▶ [Dataset entries]:

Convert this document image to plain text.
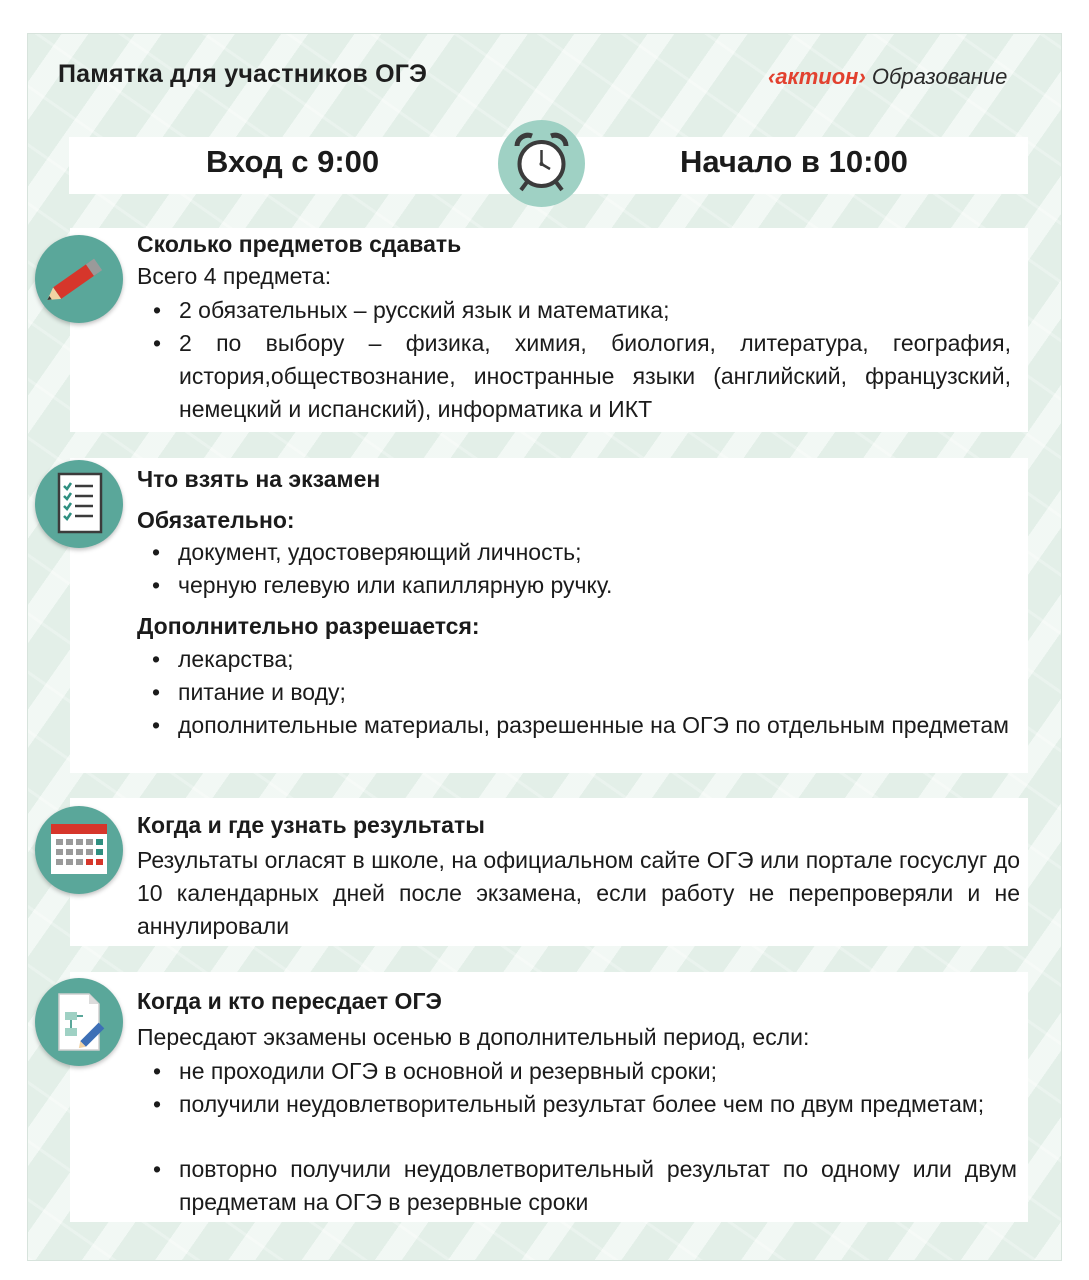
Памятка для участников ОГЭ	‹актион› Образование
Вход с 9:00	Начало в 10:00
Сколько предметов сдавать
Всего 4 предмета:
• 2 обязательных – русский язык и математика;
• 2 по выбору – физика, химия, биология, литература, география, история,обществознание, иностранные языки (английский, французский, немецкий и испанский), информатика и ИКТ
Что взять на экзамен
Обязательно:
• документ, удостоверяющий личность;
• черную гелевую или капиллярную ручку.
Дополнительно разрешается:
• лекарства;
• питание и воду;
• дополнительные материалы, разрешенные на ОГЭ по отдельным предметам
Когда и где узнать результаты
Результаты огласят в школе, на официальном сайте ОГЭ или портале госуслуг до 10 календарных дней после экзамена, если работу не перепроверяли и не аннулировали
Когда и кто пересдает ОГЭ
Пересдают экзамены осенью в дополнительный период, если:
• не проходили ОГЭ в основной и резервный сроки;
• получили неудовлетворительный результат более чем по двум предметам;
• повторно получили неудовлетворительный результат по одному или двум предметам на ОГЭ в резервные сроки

▶ [EXERCISE REQUIREMENTS]:
From the data above, copy each line that has the string "Когда".

▶ [EXPECTED ANSWER]:
Когда и где узнать результаты
Когда и кто пересдает ОГЭ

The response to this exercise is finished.